"""

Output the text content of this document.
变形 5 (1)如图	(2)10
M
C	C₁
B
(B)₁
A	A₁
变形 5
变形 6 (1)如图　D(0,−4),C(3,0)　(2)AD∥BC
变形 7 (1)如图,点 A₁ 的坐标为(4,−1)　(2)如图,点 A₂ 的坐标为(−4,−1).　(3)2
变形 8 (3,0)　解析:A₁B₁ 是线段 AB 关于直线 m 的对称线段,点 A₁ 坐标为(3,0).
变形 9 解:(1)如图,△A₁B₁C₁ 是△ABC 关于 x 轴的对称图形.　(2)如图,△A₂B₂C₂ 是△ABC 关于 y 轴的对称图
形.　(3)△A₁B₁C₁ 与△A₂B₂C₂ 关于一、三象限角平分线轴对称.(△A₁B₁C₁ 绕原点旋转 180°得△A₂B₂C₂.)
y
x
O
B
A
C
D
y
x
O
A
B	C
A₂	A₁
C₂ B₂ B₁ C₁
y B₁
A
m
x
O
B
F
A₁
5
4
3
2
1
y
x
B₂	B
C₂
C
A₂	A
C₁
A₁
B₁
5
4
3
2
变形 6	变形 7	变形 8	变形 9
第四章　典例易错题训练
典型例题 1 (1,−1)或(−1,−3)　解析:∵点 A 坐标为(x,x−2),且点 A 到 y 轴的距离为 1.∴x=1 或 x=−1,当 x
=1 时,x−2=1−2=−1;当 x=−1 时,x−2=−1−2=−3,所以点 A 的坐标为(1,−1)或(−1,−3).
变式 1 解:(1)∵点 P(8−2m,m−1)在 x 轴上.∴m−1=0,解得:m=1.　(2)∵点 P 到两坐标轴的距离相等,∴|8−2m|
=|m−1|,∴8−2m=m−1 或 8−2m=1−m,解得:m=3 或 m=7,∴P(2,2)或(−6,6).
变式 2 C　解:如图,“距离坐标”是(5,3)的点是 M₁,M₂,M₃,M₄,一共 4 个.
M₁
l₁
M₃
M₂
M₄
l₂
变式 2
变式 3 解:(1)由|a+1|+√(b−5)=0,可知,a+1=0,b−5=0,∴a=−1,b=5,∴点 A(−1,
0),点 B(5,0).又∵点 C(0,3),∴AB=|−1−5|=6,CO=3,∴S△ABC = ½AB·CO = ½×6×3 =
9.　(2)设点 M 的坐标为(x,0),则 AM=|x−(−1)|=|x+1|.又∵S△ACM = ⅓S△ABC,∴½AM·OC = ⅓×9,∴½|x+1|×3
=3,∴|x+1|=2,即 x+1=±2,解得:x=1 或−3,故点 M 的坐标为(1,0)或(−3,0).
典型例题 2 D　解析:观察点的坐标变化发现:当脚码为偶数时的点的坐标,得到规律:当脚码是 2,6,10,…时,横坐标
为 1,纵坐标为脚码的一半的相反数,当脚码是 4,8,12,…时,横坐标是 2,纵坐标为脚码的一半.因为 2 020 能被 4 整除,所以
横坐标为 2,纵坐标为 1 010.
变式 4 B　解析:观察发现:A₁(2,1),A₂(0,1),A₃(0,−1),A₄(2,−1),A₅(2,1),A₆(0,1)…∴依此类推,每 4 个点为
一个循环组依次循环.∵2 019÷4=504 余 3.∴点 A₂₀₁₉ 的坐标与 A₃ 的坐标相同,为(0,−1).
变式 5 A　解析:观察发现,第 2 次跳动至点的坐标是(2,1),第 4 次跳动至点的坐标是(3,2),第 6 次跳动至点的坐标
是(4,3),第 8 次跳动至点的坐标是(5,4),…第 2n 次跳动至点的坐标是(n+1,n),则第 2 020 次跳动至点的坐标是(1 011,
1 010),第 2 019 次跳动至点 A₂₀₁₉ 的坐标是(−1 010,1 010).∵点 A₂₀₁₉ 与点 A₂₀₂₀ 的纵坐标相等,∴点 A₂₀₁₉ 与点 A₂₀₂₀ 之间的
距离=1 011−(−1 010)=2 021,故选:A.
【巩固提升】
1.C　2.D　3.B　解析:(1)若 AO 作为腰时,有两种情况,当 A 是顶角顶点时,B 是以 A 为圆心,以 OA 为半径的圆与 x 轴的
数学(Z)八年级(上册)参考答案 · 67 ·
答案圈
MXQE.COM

"""

**SET PROBLEM**. For each line of the entries that includes "典型例题", show that line.

**SOLUTION**.
典型例题 1 (1,−1)或(−1,−3)　解析:∵点 A 坐标为(x,x−2),且点 A 到 y 轴的距离为 1.∴x=1 或 x=−1,当 x
典型例题 2 D　解析:观察点的坐标变化发现:当脚码为偶数时的点的坐标,得到规律:当脚码是 2,6,10,…时,横坐标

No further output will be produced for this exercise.